GIVEN RECORDS start

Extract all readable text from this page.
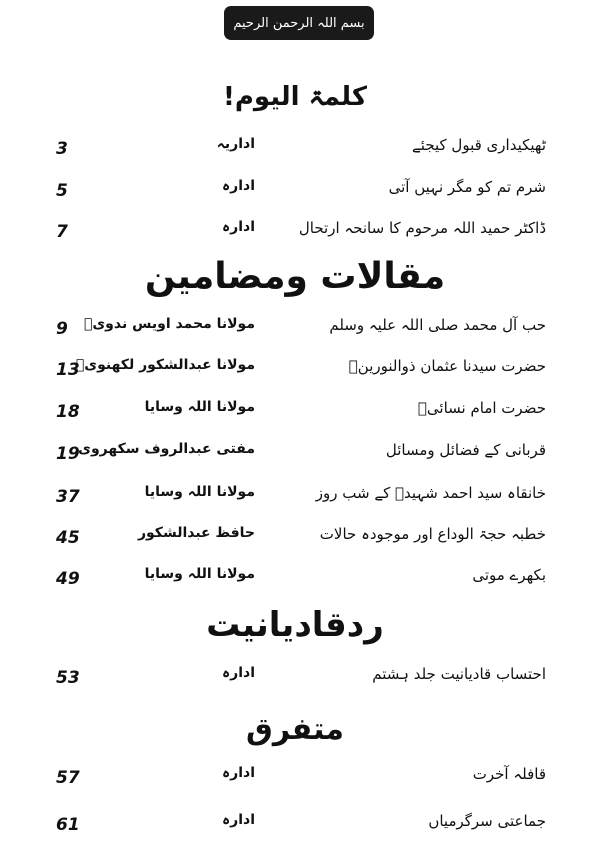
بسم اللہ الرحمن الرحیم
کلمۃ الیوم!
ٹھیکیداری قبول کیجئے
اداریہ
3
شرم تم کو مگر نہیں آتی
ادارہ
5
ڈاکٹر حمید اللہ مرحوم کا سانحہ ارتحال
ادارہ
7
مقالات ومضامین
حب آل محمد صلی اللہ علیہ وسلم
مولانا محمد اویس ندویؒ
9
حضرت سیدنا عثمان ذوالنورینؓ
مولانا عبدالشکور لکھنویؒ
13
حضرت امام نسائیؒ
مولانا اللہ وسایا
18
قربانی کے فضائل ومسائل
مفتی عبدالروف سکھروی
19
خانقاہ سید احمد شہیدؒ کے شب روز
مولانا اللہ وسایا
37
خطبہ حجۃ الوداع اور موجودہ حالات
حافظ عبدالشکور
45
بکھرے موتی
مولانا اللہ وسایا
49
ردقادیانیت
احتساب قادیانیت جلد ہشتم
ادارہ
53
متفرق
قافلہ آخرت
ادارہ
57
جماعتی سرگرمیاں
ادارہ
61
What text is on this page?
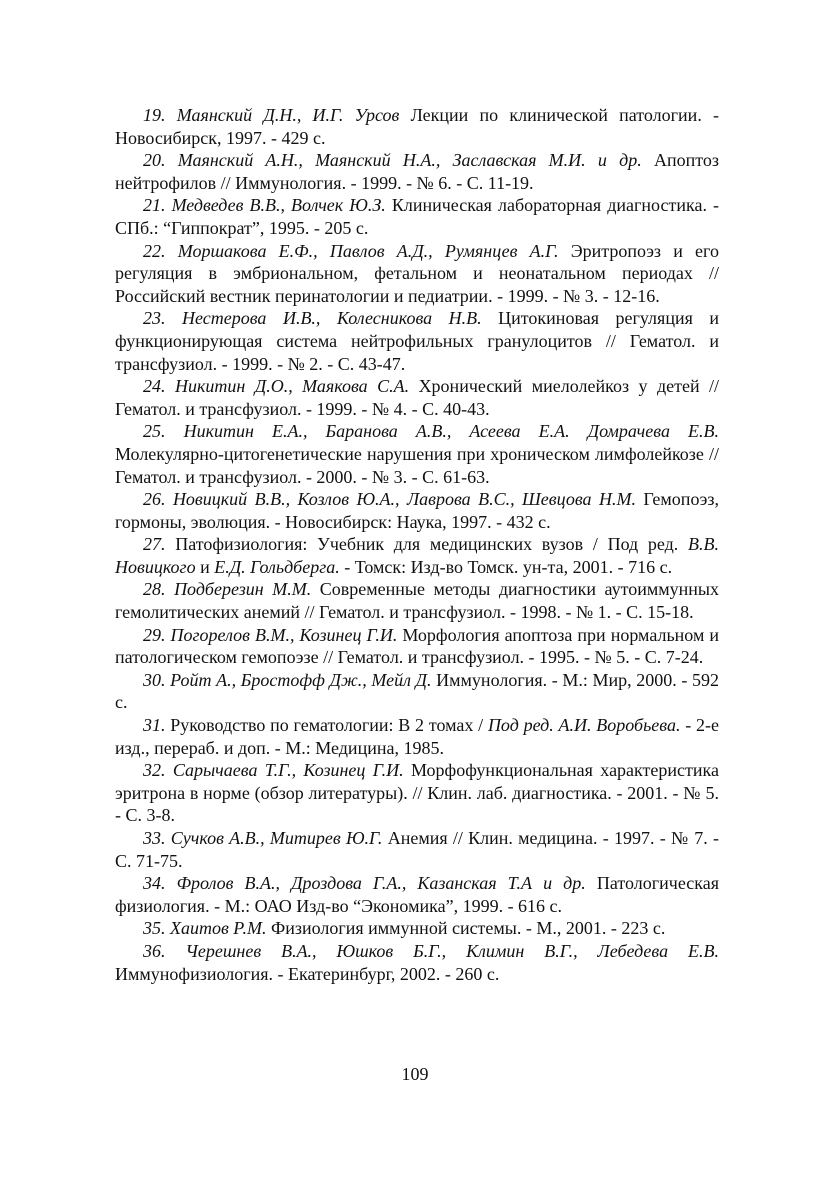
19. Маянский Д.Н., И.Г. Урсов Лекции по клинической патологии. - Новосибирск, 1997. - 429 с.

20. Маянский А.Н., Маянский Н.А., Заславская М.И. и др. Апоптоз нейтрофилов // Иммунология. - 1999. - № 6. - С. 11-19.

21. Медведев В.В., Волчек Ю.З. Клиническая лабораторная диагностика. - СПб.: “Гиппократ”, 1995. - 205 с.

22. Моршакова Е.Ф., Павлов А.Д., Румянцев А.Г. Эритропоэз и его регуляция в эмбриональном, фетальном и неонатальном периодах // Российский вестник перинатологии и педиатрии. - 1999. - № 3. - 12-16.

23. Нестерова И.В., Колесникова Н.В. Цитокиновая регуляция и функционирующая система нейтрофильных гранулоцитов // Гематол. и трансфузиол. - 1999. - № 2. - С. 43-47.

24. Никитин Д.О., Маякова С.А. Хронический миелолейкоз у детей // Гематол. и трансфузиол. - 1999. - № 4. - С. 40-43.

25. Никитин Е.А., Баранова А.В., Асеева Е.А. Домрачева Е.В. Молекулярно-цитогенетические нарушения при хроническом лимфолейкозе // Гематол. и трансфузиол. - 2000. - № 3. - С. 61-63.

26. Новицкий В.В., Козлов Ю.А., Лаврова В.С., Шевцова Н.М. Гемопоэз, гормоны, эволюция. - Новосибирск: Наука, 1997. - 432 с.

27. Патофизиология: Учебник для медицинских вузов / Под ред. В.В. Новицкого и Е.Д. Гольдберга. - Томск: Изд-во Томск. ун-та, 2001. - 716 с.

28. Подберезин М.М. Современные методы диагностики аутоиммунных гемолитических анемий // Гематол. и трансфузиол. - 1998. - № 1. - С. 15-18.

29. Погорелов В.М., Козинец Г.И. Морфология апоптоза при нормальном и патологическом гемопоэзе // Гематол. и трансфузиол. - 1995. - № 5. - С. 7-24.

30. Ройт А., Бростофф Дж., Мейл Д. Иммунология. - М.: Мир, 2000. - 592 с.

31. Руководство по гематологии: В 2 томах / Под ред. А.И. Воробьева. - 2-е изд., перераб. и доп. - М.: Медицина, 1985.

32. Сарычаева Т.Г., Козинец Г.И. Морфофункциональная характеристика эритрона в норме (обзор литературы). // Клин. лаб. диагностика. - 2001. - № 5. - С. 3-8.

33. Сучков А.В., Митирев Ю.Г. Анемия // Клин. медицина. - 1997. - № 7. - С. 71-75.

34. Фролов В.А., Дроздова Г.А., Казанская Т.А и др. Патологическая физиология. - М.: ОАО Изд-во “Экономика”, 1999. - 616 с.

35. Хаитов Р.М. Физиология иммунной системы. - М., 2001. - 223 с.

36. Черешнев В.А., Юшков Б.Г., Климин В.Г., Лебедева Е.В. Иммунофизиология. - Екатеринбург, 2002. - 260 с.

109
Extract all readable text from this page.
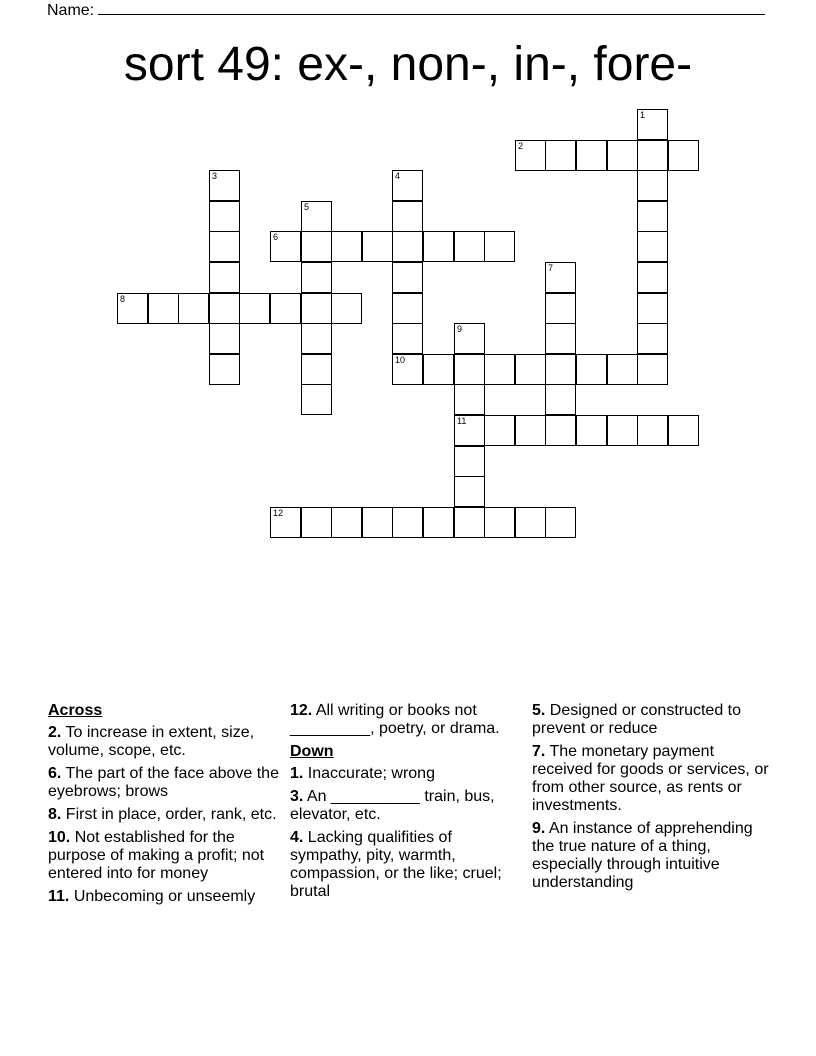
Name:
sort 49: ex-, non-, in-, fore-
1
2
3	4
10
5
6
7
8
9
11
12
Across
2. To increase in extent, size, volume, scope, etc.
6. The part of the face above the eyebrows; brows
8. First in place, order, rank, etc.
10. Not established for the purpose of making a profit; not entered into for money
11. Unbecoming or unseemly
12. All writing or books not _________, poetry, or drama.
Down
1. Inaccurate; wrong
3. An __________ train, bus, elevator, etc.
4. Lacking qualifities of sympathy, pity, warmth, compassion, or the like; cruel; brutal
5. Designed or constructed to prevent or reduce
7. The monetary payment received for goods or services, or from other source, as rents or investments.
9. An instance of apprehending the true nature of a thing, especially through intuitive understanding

GIVEN RECORDS end

:: TASK STATEMENT ::
Give the number of lines in the records that contain the string "Никитин", with no other output.

:: TASK RESULT ::
2